* **What you have to do**
Set down each entry exactly as given; pictures should not appear in the copy.

[Collected data entries]
§ §

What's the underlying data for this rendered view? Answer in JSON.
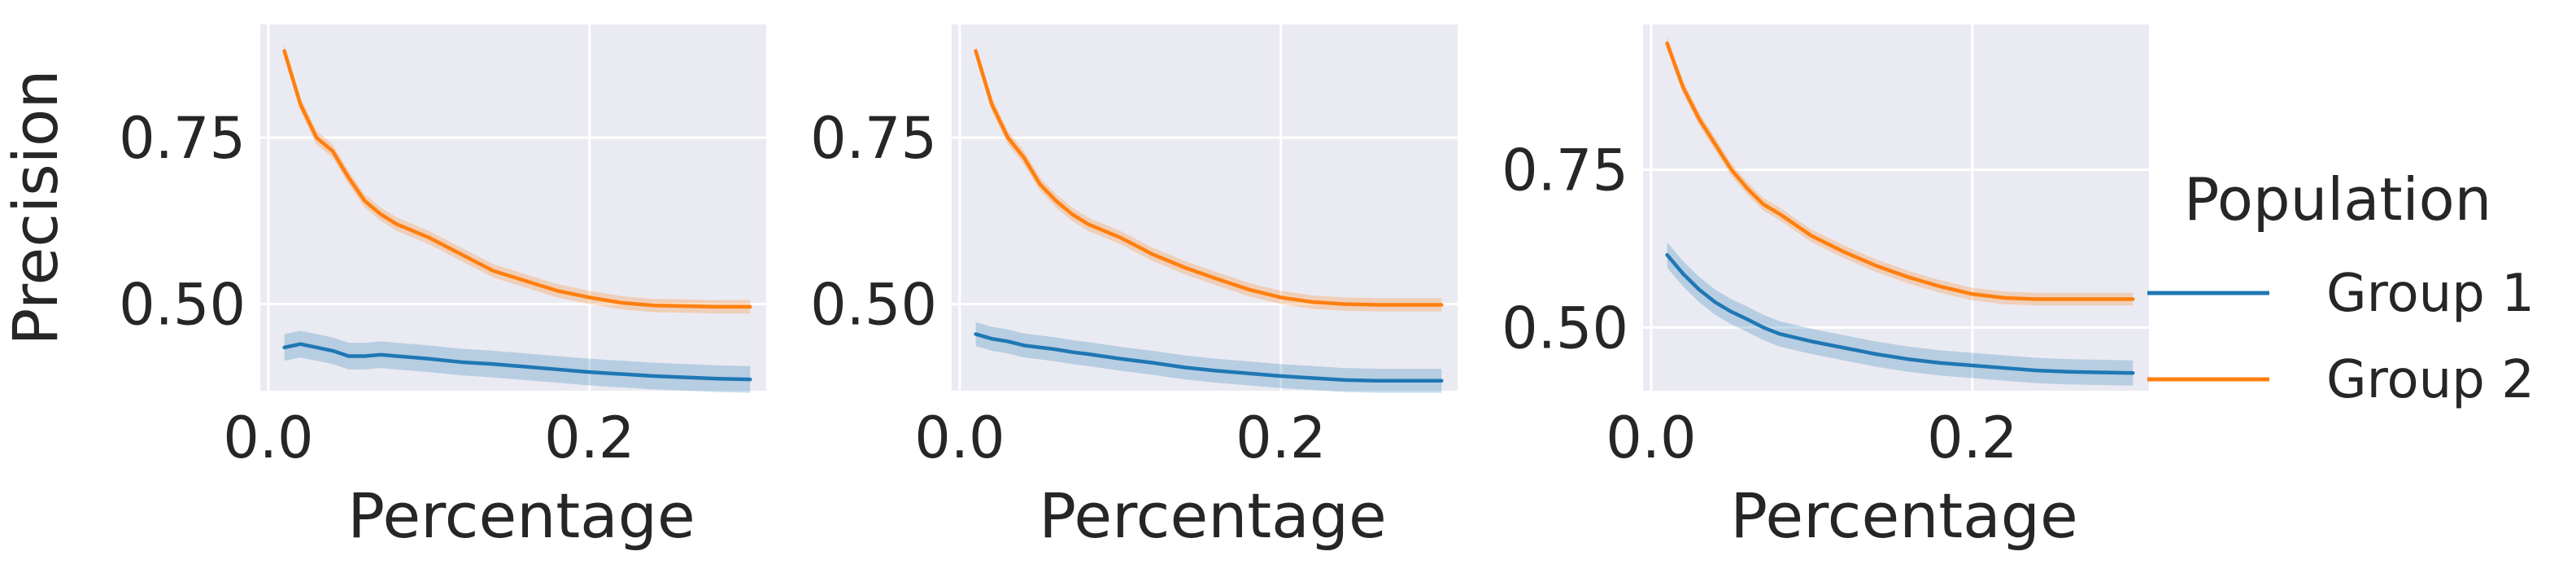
{
  "chart_data": [
    {
      "type": "line",
      "title": "",
      "xlabel": "Percentage",
      "ylabel": "Precision",
      "xlim": [
        -0.005,
        0.31
      ],
      "ylim": [
        0.37,
        0.92
      ],
      "xticks": [
        0.0,
        0.2
      ],
      "xtick_labels": [
        "0.0",
        "0.2"
      ],
      "yticks": [
        0.5,
        0.75
      ],
      "ytick_labels": [
        "0.50",
        "0.75"
      ],
      "grid": true,
      "x": [
        0.01,
        0.02,
        0.03,
        0.04,
        0.05,
        0.06,
        0.07,
        0.08,
        0.1,
        0.12,
        0.14,
        0.16,
        0.18,
        0.2,
        0.22,
        0.24,
        0.26,
        0.28,
        0.3
      ],
      "series": [
        {
          "name": "Group 1",
          "values": [
            0.435,
            0.44,
            0.435,
            0.43,
            0.422,
            0.422,
            0.424,
            0.422,
            0.418,
            0.413,
            0.41,
            0.406,
            0.402,
            0.398,
            0.395,
            0.392,
            0.39,
            0.388,
            0.387
          ],
          "band": 0.02
        },
        {
          "name": "Group 2",
          "values": [
            0.88,
            0.8,
            0.75,
            0.73,
            0.69,
            0.655,
            0.635,
            0.62,
            0.6,
            0.575,
            0.55,
            0.535,
            0.52,
            0.51,
            0.502,
            0.498,
            0.497,
            0.496,
            0.496
          ],
          "band": 0.01
        }
      ]
    },
    {
      "type": "line",
      "title": "",
      "xlabel": "Percentage",
      "ylabel": "",
      "xlim": [
        -0.005,
        0.31
      ],
      "ylim": [
        0.37,
        0.92
      ],
      "xticks": [
        0.0,
        0.2
      ],
      "xtick_labels": [
        "0.0",
        "0.2"
      ],
      "yticks": [
        0.5,
        0.75
      ],
      "ytick_labels": [
        "0.50",
        "0.75"
      ],
      "grid": true,
      "x": [
        0.01,
        0.02,
        0.03,
        0.04,
        0.05,
        0.06,
        0.07,
        0.08,
        0.1,
        0.12,
        0.14,
        0.16,
        0.18,
        0.2,
        0.22,
        0.24,
        0.26,
        0.28,
        0.3
      ],
      "series": [
        {
          "name": "Group 1",
          "values": [
            0.455,
            0.448,
            0.444,
            0.438,
            0.435,
            0.432,
            0.428,
            0.425,
            0.418,
            0.412,
            0.405,
            0.4,
            0.396,
            0.392,
            0.389,
            0.386,
            0.385,
            0.385,
            0.385
          ],
          "band": 0.018
        },
        {
          "name": "Group 2",
          "values": [
            0.88,
            0.8,
            0.75,
            0.72,
            0.68,
            0.655,
            0.635,
            0.62,
            0.6,
            0.575,
            0.555,
            0.538,
            0.522,
            0.51,
            0.503,
            0.5,
            0.499,
            0.499,
            0.499
          ],
          "band": 0.01
        }
      ]
    },
    {
      "type": "line",
      "title": "",
      "xlabel": "Percentage",
      "ylabel": "",
      "xlim": [
        -0.005,
        0.31
      ],
      "ylim": [
        0.4,
        0.98
      ],
      "xticks": [
        0.0,
        0.2
      ],
      "xtick_labels": [
        "0.0",
        "0.2"
      ],
      "yticks": [
        0.5,
        0.75
      ],
      "ytick_labels": [
        "0.50",
        "0.75"
      ],
      "grid": true,
      "x": [
        0.01,
        0.02,
        0.03,
        0.04,
        0.05,
        0.06,
        0.07,
        0.08,
        0.1,
        0.12,
        0.14,
        0.16,
        0.18,
        0.2,
        0.22,
        0.24,
        0.26,
        0.28,
        0.3
      ],
      "series": [
        {
          "name": "Group 1",
          "values": [
            0.615,
            0.585,
            0.56,
            0.54,
            0.525,
            0.513,
            0.5,
            0.49,
            0.478,
            0.468,
            0.458,
            0.45,
            0.444,
            0.44,
            0.436,
            0.432,
            0.43,
            0.429,
            0.428
          ],
          "band": 0.02
        },
        {
          "name": "Group 2",
          "values": [
            0.95,
            0.88,
            0.83,
            0.79,
            0.75,
            0.72,
            0.695,
            0.68,
            0.645,
            0.62,
            0.598,
            0.58,
            0.565,
            0.553,
            0.547,
            0.545,
            0.545,
            0.545,
            0.545
          ],
          "band": 0.01
        }
      ]
    }
  ],
  "legend": {
    "title": "Population",
    "placement": "right",
    "items": [
      {
        "label": "Group 1",
        "color": "#1f77b4"
      },
      {
        "label": "Group 2",
        "color": "#ff7f0e"
      }
    ]
  }
}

§ §

* **Task output**
What's the underlying data for this rendered view? Answer in JSON.
{
  "chart_data": [
    {
      "type": "line",
      "title": "",
      "xlabel": "Percentage",
      "ylabel": "Precision",
      "xlim": [
        -0.005,
        0.31
      ],
      "ylim": [
        0.37,
        0.92
      ],
      "xticks": [
        0.0,
        0.2
      ],
      "xtick_labels": [
        "0.0",
        "0.2"
      ],
      "yticks": [
        0.5,
        0.75
      ],
      "ytick_labels": [
        "0.50",
        "0.75"
      ],
      "grid": true,
      "x": [
        0.01,
        0.02,
        0.03,
        0.04,
        0.05,
        0.06,
        0.07,
        0.08,
        0.1,
        0.12,
        0.14,
        0.16,
        0.18,
        0.2,
        0.22,
        0.24,
        0.26,
        0.28,
        0.3
      ],
      "series": [
        {
          "name": "Group 1",
          "values": [
            0.435,
            0.44,
            0.435,
            0.43,
            0.422,
            0.422,
            0.424,
            0.422,
            0.418,
            0.413,
            0.41,
            0.406,
            0.402,
            0.398,
            0.395,
            0.392,
            0.39,
            0.388,
            0.387
          ],
          "band": 0.02
        },
        {
          "name": "Group 2",
          "values": [
            0.88,
            0.8,
            0.75,
            0.73,
            0.69,
            0.655,
            0.635,
            0.62,
            0.6,
            0.575,
            0.55,
            0.535,
            0.52,
            0.51,
            0.502,
            0.498,
            0.497,
            0.496,
            0.496
          ],
          "band": 0.01
        }
      ]
    },
    {
      "type": "line",
      "title": "",
      "xlabel": "Percentage",
      "ylabel": "",
      "xlim": [
        -0.005,
        0.31
      ],
      "ylim": [
        0.37,
        0.92
      ],
      "xticks": [
        0.0,
        0.2
      ],
      "xtick_labels": [
        "0.0",
        "0.2"
      ],
      "yticks": [
        0.5,
        0.75
      ],
      "ytick_labels": [
        "0.50",
        "0.75"
      ],
      "grid": true,
      "x": [
        0.01,
        0.02,
        0.03,
        0.04,
        0.05,
        0.06,
        0.07,
        0.08,
        0.1,
        0.12,
        0.14,
        0.16,
        0.18,
        0.2,
        0.22,
        0.24,
        0.26,
        0.28,
        0.3
      ],
      "series": [
        {
          "name": "Group 1",
          "values": [
            0.455,
            0.448,
            0.444,
            0.438,
            0.435,
            0.432,
            0.428,
            0.425,
            0.418,
            0.412,
            0.405,
            0.4,
            0.396,
            0.392,
            0.389,
            0.386,
            0.385,
            0.385,
            0.385
          ],
          "band": 0.018
        },
        {
          "name": "Group 2",
          "values": [
            0.88,
            0.8,
            0.75,
            0.72,
            0.68,
            0.655,
            0.635,
            0.62,
            0.6,
            0.575,
            0.555,
            0.538,
            0.522,
            0.51,
            0.503,
            0.5,
            0.499,
            0.499,
            0.499
          ],
          "band": 0.01
        }
      ]
    },
    {
      "type": "line",
      "title": "",
      "xlabel": "Percentage",
      "ylabel": "",
      "xlim": [
        -0.005,
        0.31
      ],
      "ylim": [
        0.4,
        0.98
      ],
      "xticks": [
        0.0,
        0.2
      ],
      "xtick_labels": [
        "0.0",
        "0.2"
      ],
      "yticks": [
        0.5,
        0.75
      ],
      "ytick_labels": [
        "0.50",
        "0.75"
      ],
      "grid": true,
      "x": [
        0.01,
        0.02,
        0.03,
        0.04,
        0.05,
        0.06,
        0.07,
        0.08,
        0.1,
        0.12,
        0.14,
        0.16,
        0.18,
        0.2,
        0.22,
        0.24,
        0.26,
        0.28,
        0.3
      ],
      "series": [
        {
          "name": "Group 1",
          "values": [
            0.615,
            0.585,
            0.56,
            0.54,
            0.525,
            0.513,
            0.5,
            0.49,
            0.478,
            0.468,
            0.458,
            0.45,
            0.444,
            0.44,
            0.436,
            0.432,
            0.43,
            0.429,
            0.428
          ],
          "band": 0.02
        },
        {
          "name": "Group 2",
          "values": [
            0.95,
            0.88,
            0.83,
            0.79,
            0.75,
            0.72,
            0.695,
            0.68,
            0.645,
            0.62,
            0.598,
            0.58,
            0.565,
            0.553,
            0.547,
            0.545,
            0.545,
            0.545,
            0.545
          ],
          "band": 0.01
        }
      ]
    }
  ],
  "legend": {
    "title": "Population",
    "placement": "right",
    "items": [
      {
        "label": "Group 1",
        "color": "#1f77b4"
      },
      {
        "label": "Group 2",
        "color": "#ff7f0e"
      }
    ]
  }
}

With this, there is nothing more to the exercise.